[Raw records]
..............................

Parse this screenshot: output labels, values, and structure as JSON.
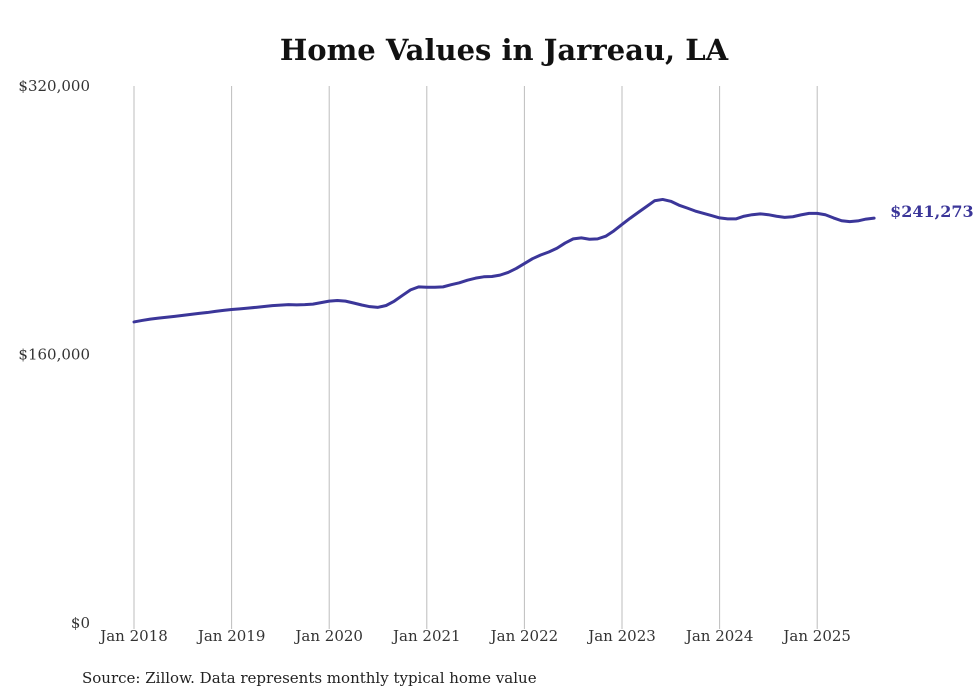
{
  "chart_data": {
    "type": "line",
    "title": "Home Values in Jarreau, LA",
    "xlabel": "",
    "ylabel": "",
    "x_start": "2018-01",
    "x_tick_labels": [
      "Jan 2018",
      "Jan 2019",
      "Jan 2020",
      "Jan 2021",
      "Jan 2022",
      "Jan 2023",
      "Jan 2024",
      "Jan 2025"
    ],
    "y_tick_labels": [
      "$0",
      "$160,000",
      "$320,000"
    ],
    "y_ticks": [
      0,
      160000,
      320000
    ],
    "ylim": [
      0,
      320000
    ],
    "grid": "vertical",
    "series": [
      {
        "color": "#3b3699",
        "end_label": "$241,273",
        "x": [
          "2018-01",
          "2018-02",
          "2018-03",
          "2018-04",
          "2018-05",
          "2018-06",
          "2018-07",
          "2018-08",
          "2018-09",
          "2018-10",
          "2018-11",
          "2018-12",
          "2019-01",
          "2019-02",
          "2019-03",
          "2019-04",
          "2019-05",
          "2019-06",
          "2019-07",
          "2019-08",
          "2019-09",
          "2019-10",
          "2019-11",
          "2019-12",
          "2020-01",
          "2020-02",
          "2020-03",
          "2020-04",
          "2020-05",
          "2020-06",
          "2020-07",
          "2020-08",
          "2020-09",
          "2020-10",
          "2020-11",
          "2020-12",
          "2021-01",
          "2021-02",
          "2021-03",
          "2021-04",
          "2021-05",
          "2021-06",
          "2021-07",
          "2021-08",
          "2021-09",
          "2021-10",
          "2021-11",
          "2021-12",
          "2022-01",
          "2022-02",
          "2022-03",
          "2022-04",
          "2022-05",
          "2022-06",
          "2022-07",
          "2022-08",
          "2022-09",
          "2022-10",
          "2022-11",
          "2022-12",
          "2023-01",
          "2023-02",
          "2023-03",
          "2023-04",
          "2023-05",
          "2023-06",
          "2023-07",
          "2023-08",
          "2023-09",
          "2023-10",
          "2023-11",
          "2023-12",
          "2024-01",
          "2024-02",
          "2024-03",
          "2024-04",
          "2024-05",
          "2024-06",
          "2024-07",
          "2024-08",
          "2024-09",
          "2024-10",
          "2024-11",
          "2024-12",
          "2025-01",
          "2025-02",
          "2025-03",
          "2025-04",
          "2025-05",
          "2025-06",
          "2025-07",
          "2025-08"
        ],
        "values": [
          179400,
          180300,
          181100,
          181700,
          182200,
          182700,
          183300,
          183900,
          184500,
          185000,
          185700,
          186300,
          186800,
          187200,
          187600,
          188100,
          188600,
          189100,
          189400,
          189700,
          189600,
          189700,
          190000,
          190900,
          191800,
          192200,
          191800,
          190700,
          189500,
          188500,
          188100,
          189200,
          191800,
          195200,
          198500,
          200300,
          200100,
          200100,
          200300,
          201600,
          202700,
          204300,
          205500,
          206300,
          206500,
          207300,
          208900,
          211300,
          214200,
          217100,
          219300,
          221100,
          223300,
          226400,
          228900,
          229500,
          228700,
          228900,
          230500,
          233700,
          237500,
          241200,
          244700,
          248100,
          251600,
          252400,
          251300,
          249000,
          247300,
          245500,
          244100,
          242800,
          241400,
          240800,
          240800,
          242400,
          243300,
          243800,
          243300,
          242400,
          241700,
          242100,
          243200,
          244100,
          244100,
          243300,
          241400,
          239700,
          239200,
          239600,
          240700,
          241273
        ]
      }
    ]
  },
  "footer": {
    "source": "Source: Zillow. Data represents monthly typical home value"
  }
}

..............................

**Short problem**: Reproduce the data above in full, exactly as it is, with the pictures left out.

**Task response**:
Parse this screenshot: output labels, values, and structure as JSON.
{
  "chart_data": {
    "type": "line",
    "title": "Home Values in Jarreau, LA",
    "xlabel": "",
    "ylabel": "",
    "x_start": "2018-01",
    "x_tick_labels": [
      "Jan 2018",
      "Jan 2019",
      "Jan 2020",
      "Jan 2021",
      "Jan 2022",
      "Jan 2023",
      "Jan 2024",
      "Jan 2025"
    ],
    "y_tick_labels": [
      "$0",
      "$160,000",
      "$320,000"
    ],
    "y_ticks": [
      0,
      160000,
      320000
    ],
    "ylim": [
      0,
      320000
    ],
    "grid": "vertical",
    "series": [
      {
        "color": "#3b3699",
        "end_label": "$241,273",
        "x": [
          "2018-01",
          "2018-02",
          "2018-03",
          "2018-04",
          "2018-05",
          "2018-06",
          "2018-07",
          "2018-08",
          "2018-09",
          "2018-10",
          "2018-11",
          "2018-12",
          "2019-01",
          "2019-02",
          "2019-03",
          "2019-04",
          "2019-05",
          "2019-06",
          "2019-07",
          "2019-08",
          "2019-09",
          "2019-10",
          "2019-11",
          "2019-12",
          "2020-01",
          "2020-02",
          "2020-03",
          "2020-04",
          "2020-05",
          "2020-06",
          "2020-07",
          "2020-08",
          "2020-09",
          "2020-10",
          "2020-11",
          "2020-12",
          "2021-01",
          "2021-02",
          "2021-03",
          "2021-04",
          "2021-05",
          "2021-06",
          "2021-07",
          "2021-08",
          "2021-09",
          "2021-10",
          "2021-11",
          "2021-12",
          "2022-01",
          "2022-02",
          "2022-03",
          "2022-04",
          "2022-05",
          "2022-06",
          "2022-07",
          "2022-08",
          "2022-09",
          "2022-10",
          "2022-11",
          "2022-12",
          "2023-01",
          "2023-02",
          "2023-03",
          "2023-04",
          "2023-05",
          "2023-06",
          "2023-07",
          "2023-08",
          "2023-09",
          "2023-10",
          "2023-11",
          "2023-12",
          "2024-01",
          "2024-02",
          "2024-03",
          "2024-04",
          "2024-05",
          "2024-06",
          "2024-07",
          "2024-08",
          "2024-09",
          "2024-10",
          "2024-11",
          "2024-12",
          "2025-01",
          "2025-02",
          "2025-03",
          "2025-04",
          "2025-05",
          "2025-06",
          "2025-07",
          "2025-08"
        ],
        "values": [
          179400,
          180300,
          181100,
          181700,
          182200,
          182700,
          183300,
          183900,
          184500,
          185000,
          185700,
          186300,
          186800,
          187200,
          187600,
          188100,
          188600,
          189100,
          189400,
          189700,
          189600,
          189700,
          190000,
          190900,
          191800,
          192200,
          191800,
          190700,
          189500,
          188500,
          188100,
          189200,
          191800,
          195200,
          198500,
          200300,
          200100,
          200100,
          200300,
          201600,
          202700,
          204300,
          205500,
          206300,
          206500,
          207300,
          208900,
          211300,
          214200,
          217100,
          219300,
          221100,
          223300,
          226400,
          228900,
          229500,
          228700,
          228900,
          230500,
          233700,
          237500,
          241200,
          244700,
          248100,
          251600,
          252400,
          251300,
          249000,
          247300,
          245500,
          244100,
          242800,
          241400,
          240800,
          240800,
          242400,
          243300,
          243800,
          243300,
          242400,
          241700,
          242100,
          243200,
          244100,
          244100,
          243300,
          241400,
          239700,
          239200,
          239600,
          240700,
          241273
        ]
      }
    ]
  },
  "footer": {
    "source": "Source: Zillow. Data represents monthly typical home value"
  }
}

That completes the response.